DOSTARCZONY LISTING ->
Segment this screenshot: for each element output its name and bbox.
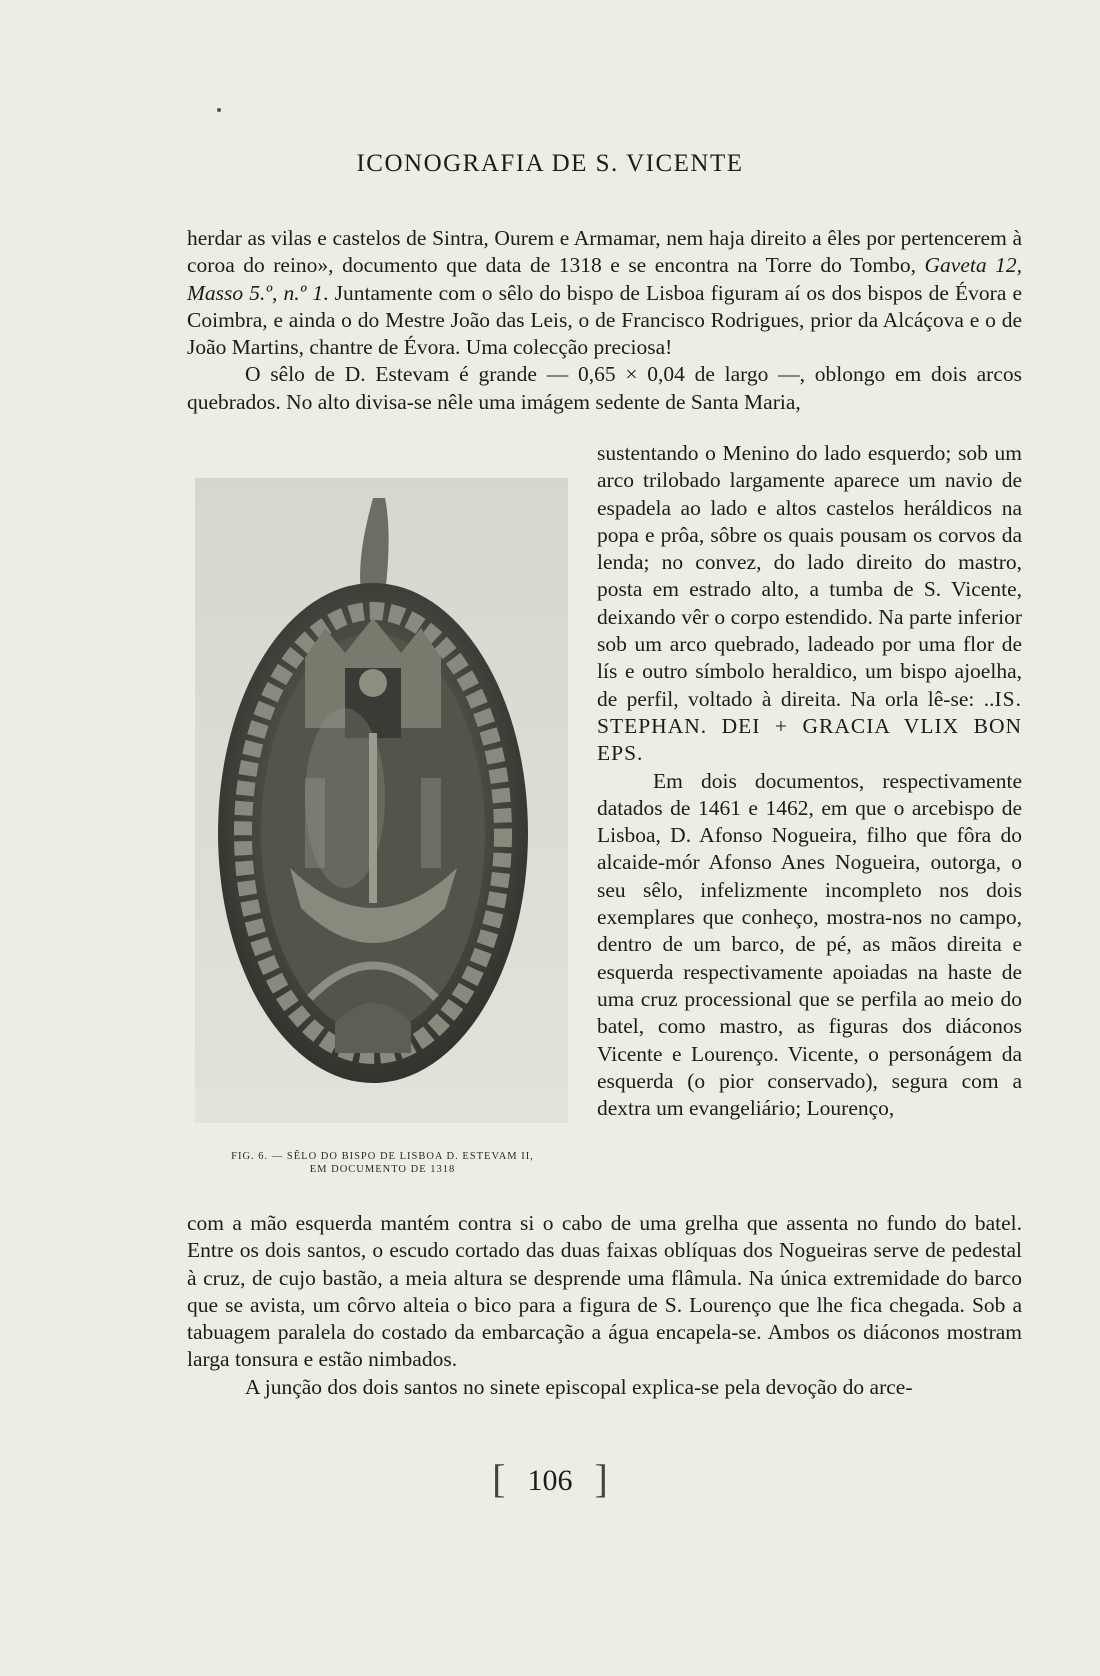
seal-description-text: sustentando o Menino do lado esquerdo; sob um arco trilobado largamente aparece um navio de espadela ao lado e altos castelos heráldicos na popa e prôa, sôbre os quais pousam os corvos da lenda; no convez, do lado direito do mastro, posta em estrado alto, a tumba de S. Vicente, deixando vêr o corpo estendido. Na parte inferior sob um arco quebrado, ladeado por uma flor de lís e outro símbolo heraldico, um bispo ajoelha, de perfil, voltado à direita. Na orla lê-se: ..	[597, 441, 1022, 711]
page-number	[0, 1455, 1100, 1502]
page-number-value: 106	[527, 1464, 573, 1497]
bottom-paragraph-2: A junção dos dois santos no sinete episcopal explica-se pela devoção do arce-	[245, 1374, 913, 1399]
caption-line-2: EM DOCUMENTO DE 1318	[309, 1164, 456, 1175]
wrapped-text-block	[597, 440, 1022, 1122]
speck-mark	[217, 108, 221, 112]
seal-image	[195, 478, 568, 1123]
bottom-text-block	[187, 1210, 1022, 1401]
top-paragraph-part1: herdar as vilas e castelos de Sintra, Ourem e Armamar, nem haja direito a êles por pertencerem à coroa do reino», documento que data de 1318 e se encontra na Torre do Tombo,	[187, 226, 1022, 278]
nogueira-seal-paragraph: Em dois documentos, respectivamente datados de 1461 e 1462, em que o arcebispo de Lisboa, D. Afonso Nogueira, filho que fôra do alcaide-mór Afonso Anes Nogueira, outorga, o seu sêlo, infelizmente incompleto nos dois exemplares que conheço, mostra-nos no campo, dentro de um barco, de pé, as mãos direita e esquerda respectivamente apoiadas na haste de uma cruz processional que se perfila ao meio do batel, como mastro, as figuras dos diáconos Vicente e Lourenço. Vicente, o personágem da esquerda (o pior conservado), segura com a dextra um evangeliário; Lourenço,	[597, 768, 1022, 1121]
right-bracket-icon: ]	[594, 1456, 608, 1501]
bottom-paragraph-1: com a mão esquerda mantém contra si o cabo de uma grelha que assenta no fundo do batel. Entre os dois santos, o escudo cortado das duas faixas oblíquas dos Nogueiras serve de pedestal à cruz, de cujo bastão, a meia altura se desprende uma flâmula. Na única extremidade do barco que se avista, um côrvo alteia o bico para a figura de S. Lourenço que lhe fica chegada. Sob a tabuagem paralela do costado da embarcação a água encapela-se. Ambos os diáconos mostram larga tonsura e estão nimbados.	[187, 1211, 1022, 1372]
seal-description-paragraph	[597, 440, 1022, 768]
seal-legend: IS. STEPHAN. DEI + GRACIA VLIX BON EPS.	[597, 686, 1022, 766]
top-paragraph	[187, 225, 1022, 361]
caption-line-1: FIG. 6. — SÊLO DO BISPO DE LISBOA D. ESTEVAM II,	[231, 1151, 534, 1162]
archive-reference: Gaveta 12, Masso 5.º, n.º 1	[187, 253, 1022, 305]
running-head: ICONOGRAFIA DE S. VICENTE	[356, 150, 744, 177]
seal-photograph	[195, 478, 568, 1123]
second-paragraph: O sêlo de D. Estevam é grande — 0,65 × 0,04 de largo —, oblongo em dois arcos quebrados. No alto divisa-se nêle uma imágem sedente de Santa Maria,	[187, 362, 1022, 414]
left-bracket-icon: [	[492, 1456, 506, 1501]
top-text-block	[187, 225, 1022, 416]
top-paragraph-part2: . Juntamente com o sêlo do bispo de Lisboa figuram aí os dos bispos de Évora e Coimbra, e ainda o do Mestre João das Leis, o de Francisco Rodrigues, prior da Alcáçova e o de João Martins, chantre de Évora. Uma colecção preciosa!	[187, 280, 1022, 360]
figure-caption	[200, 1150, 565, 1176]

CEL -> Przepisz dokładnie wszystkie wiersze powyższego listingu, bez obrazów.

WYNIK ĆWICZENIA ->
Segment this screenshot: for each element output its name and bbox.
seal-description-text: sustentando o Menino do lado esquerdo; sob um arco trilobado largamente aparece um navio de espadela ao lado e altos castelos heráldicos na popa e prôa, sôbre os quais pousam os corvos da lenda; no convez, do lado direito do mastro, posta em estrado alto, a tumba de S. Vicente, deixando vêr o corpo estendido. Na parte inferior sob um arco quebrado, ladeado por uma flor de lís e outro símbolo heraldico, um bispo ajoelha, de perfil, voltado à direita. Na orla lê-se: ..	[597, 441, 1022, 711]
page-number	[0, 1455, 1100, 1502]
page-number-value: 106	[527, 1464, 573, 1497]
bottom-paragraph-2: A junção dos dois santos no sinete episcopal explica-se pela devoção do arce-	[245, 1374, 913, 1399]
caption-line-2: EM DOCUMENTO DE 1318	[309, 1164, 456, 1175]
wrapped-text-block	[597, 440, 1022, 1122]
speck-mark	[217, 108, 221, 112]
seal-image	[195, 478, 568, 1123]
bottom-text-block	[187, 1210, 1022, 1401]
top-paragraph-part1: herdar as vilas e castelos de Sintra, Ourem e Armamar, nem haja direito a êles por pertencerem à coroa do reino», documento que data de 1318 e se encontra na Torre do Tombo,	[187, 226, 1022, 278]
nogueira-seal-paragraph: Em dois documentos, respectivamente datados de 1461 e 1462, em que o arcebispo de Lisboa, D. Afonso Nogueira, filho que fôra do alcaide-mór Afonso Anes Nogueira, outorga, o seu sêlo, infelizmente incompleto nos dois exemplares que conheço, mostra-nos no campo, dentro de um barco, de pé, as mãos direita e esquerda respectivamente apoiadas na haste de uma cruz processional que se perfila ao meio do batel, como mastro, as figuras dos diáconos Vicente e Lourenço. Vicente, o personágem da esquerda (o pior conservado), segura com a dextra um evangeliário; Lourenço,	[597, 768, 1022, 1121]
right-bracket-icon: ]	[594, 1456, 608, 1501]
bottom-paragraph-1: com a mão esquerda mantém contra si o cabo de uma grelha que assenta no fundo do batel. Entre os dois santos, o escudo cortado das duas faixas oblíquas dos Nogueiras serve de pedestal à cruz, de cujo bastão, a meia altura se desprende uma flâmula. Na única extremidade do barco que se avista, um côrvo alteia o bico para a figura de S. Lourenço que lhe fica chegada. Sob a tabuagem paralela do costado da embarcação a água encapela-se. Ambos os diáconos mostram larga tonsura e estão nimbados.	[187, 1211, 1022, 1372]
seal-description-paragraph	[597, 440, 1022, 768]
seal-legend: IS. STEPHAN. DEI + GRACIA VLIX BON EPS.	[597, 686, 1022, 766]
top-paragraph	[187, 225, 1022, 361]
caption-line-1: FIG. 6. — SÊLO DO BISPO DE LISBOA D. ESTEVAM II,	[231, 1151, 534, 1162]
archive-reference: Gaveta 12, Masso 5.º, n.º 1	[187, 253, 1022, 305]
running-head: ICONOGRAFIA DE S. VICENTE	[356, 150, 744, 177]
seal-photograph	[195, 478, 568, 1123]
second-paragraph: O sêlo de D. Estevam é grande — 0,65 × 0,04 de largo —, oblongo em dois arcos quebrados. No alto divisa-se nêle uma imágem sedente de Santa Maria,	[187, 362, 1022, 414]
left-bracket-icon: [	[492, 1456, 506, 1501]
top-text-block	[187, 225, 1022, 416]
top-paragraph-part2: . Juntamente com o sêlo do bispo de Lisboa figuram aí os dos bispos de Évora e Coimbra, e ainda o do Mestre João das Leis, o de Francisco Rodrigues, prior da Alcáçova e o de João Martins, chantre de Évora. Uma colecção preciosa!	[187, 280, 1022, 360]
figure-caption	[200, 1150, 565, 1176]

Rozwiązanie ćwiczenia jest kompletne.